■ TASK DIRECTIONS ■
Transcribe the records in full, keeping every character as it is.
******
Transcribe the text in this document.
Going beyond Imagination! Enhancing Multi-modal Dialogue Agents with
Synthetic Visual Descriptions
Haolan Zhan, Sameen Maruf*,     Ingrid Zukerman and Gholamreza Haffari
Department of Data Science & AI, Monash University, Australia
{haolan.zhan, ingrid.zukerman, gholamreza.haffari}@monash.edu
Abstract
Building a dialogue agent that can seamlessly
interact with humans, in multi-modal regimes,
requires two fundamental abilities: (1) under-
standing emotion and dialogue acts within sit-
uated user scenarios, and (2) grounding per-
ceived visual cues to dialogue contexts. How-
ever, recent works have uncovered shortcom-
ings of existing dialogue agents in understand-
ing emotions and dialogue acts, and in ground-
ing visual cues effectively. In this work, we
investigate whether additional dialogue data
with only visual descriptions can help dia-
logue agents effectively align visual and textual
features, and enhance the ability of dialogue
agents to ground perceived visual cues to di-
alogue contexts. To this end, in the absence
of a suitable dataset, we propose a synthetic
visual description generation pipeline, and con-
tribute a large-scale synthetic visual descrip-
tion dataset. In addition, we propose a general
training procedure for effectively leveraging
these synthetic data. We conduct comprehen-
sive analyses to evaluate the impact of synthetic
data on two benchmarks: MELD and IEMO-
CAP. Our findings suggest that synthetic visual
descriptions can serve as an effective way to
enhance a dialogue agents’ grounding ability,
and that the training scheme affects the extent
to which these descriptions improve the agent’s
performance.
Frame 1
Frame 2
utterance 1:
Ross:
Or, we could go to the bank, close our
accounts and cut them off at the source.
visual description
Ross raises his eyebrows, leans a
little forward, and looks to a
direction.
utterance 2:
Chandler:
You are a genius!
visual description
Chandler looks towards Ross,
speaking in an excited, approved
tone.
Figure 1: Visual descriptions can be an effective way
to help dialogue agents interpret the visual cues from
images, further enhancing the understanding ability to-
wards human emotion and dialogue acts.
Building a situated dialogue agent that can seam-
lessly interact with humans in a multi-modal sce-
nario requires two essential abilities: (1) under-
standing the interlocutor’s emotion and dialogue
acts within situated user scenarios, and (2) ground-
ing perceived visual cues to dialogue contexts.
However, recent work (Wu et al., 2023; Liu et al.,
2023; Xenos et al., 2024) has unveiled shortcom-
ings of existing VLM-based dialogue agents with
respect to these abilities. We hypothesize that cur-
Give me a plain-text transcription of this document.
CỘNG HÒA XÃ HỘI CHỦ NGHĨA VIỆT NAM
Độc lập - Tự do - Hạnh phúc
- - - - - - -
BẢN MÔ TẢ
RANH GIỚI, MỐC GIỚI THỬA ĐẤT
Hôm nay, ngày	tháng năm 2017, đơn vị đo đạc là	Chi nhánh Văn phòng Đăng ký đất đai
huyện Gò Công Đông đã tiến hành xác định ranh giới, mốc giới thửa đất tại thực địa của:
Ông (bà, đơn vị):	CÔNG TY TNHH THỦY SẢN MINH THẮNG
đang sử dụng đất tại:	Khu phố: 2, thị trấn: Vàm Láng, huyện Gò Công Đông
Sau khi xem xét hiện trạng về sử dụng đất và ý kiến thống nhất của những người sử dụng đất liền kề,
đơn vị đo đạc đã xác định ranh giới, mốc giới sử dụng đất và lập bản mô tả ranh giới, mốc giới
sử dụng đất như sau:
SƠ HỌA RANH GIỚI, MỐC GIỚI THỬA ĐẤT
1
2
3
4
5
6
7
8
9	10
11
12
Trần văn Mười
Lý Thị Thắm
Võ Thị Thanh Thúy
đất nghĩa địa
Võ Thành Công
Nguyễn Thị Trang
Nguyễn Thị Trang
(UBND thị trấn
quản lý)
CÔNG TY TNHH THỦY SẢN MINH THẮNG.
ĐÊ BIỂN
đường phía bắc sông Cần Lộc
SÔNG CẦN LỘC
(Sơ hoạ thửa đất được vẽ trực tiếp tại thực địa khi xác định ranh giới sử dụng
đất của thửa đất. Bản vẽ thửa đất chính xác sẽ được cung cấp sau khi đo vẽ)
******
■ COMPLETE OUTPUT ■
Transcribe the text in this document.
Going beyond Imagination! Enhancing Multi-modal Dialogue Agents with
Synthetic Visual Descriptions
Haolan Zhan, Sameen Maruf*,     Ingrid Zukerman and Gholamreza Haffari
Department of Data Science & AI, Monash University, Australia
{haolan.zhan, ingrid.zukerman, gholamreza.haffari}@monash.edu
Abstract
Building a dialogue agent that can seamlessly
interact with humans, in multi-modal regimes,
requires two fundamental abilities: (1) under-
standing emotion and dialogue acts within sit-
uated user scenarios, and (2) grounding per-
ceived visual cues to dialogue contexts. How-
ever, recent works have uncovered shortcom-
ings of existing dialogue agents in understand-
ing emotions and dialogue acts, and in ground-
ing visual cues effectively. In this work, we
investigate whether additional dialogue data
with only visual descriptions can help dia-
logue agents effectively align visual and textual
features, and enhance the ability of dialogue
agents to ground perceived visual cues to di-
alogue contexts. To this end, in the absence
of a suitable dataset, we propose a synthetic
visual description generation pipeline, and con-
tribute a large-scale synthetic visual descrip-
tion dataset. In addition, we propose a general
training procedure for effectively leveraging
these synthetic data. We conduct comprehen-
sive analyses to evaluate the impact of synthetic
data on two benchmarks: MELD and IEMO-
CAP. Our findings suggest that synthetic visual
descriptions can serve as an effective way to
enhance a dialogue agents’ grounding ability,
and that the training scheme affects the extent
to which these descriptions improve the agent’s
performance.
Frame 1
Frame 2
utterance 1:
Ross:
Or, we could go to the bank, close our
accounts and cut them off at the source.
visual description
Ross raises his eyebrows, leans a
little forward, and looks to a
direction.
utterance 2:
Chandler:
You are a genius!
visual description
Chandler looks towards Ross,
speaking in an excited, approved
tone.
Figure 1: Visual descriptions can be an effective way
to help dialogue agents interpret the visual cues from
images, further enhancing the understanding ability to-
wards human emotion and dialogue acts.
Building a situated dialogue agent that can seam-
lessly interact with humans in a multi-modal sce-
nario requires two essential abilities: (1) under-
standing the interlocutor’s emotion and dialogue
acts within situated user scenarios, and (2) ground-
ing perceived visual cues to dialogue contexts.
However, recent work (Wu et al., 2023; Liu et al.,
2023; Xenos et al., 2024) has unveiled shortcom-
ings of existing VLM-based dialogue agents with
respect to these abilities. We hypothesize that cur-
Give me a plain-text transcription of this document.
CỘNG HÒA XÃ HỘI CHỦ NGHĨA VIỆT NAM
Độc lập - Tự do - Hạnh phúc
- - - - - - -
BẢN MÔ TẢ
RANH GIỚI, MỐC GIỚI THỬA ĐẤT
Hôm nay, ngày	tháng năm 2017, đơn vị đo đạc là	Chi nhánh Văn phòng Đăng ký đất đai
huyện Gò Công Đông đã tiến hành xác định ranh giới, mốc giới thửa đất tại thực địa của:
Ông (bà, đơn vị):	CÔNG TY TNHH THỦY SẢN MINH THẮNG
đang sử dụng đất tại:	Khu phố: 2, thị trấn: Vàm Láng, huyện Gò Công Đông
Sau khi xem xét hiện trạng về sử dụng đất và ý kiến thống nhất của những người sử dụng đất liền kề,
đơn vị đo đạc đã xác định ranh giới, mốc giới sử dụng đất và lập bản mô tả ranh giới, mốc giới
sử dụng đất như sau:
SƠ HỌA RANH GIỚI, MỐC GIỚI THỬA ĐẤT
1
2
3
4
5
6
7
8
9	10
11
12
Trần văn Mười
Lý Thị Thắm
Võ Thị Thanh Thúy
đất nghĩa địa
Võ Thành Công
Nguyễn Thị Trang
Nguyễn Thị Trang
(UBND thị trấn
quản lý)
CÔNG TY TNHH THỦY SẢN MINH THẮNG.
ĐÊ BIỂN
đường phía bắc sông Cần Lộc
SÔNG CẦN LỘC
(Sơ hoạ thửa đất được vẽ trực tiếp tại thực địa khi xác định ranh giới sử dụng
đất của thửa đất. Bản vẽ thửa đất chính xác sẽ được cung cấp sau khi đo vẽ)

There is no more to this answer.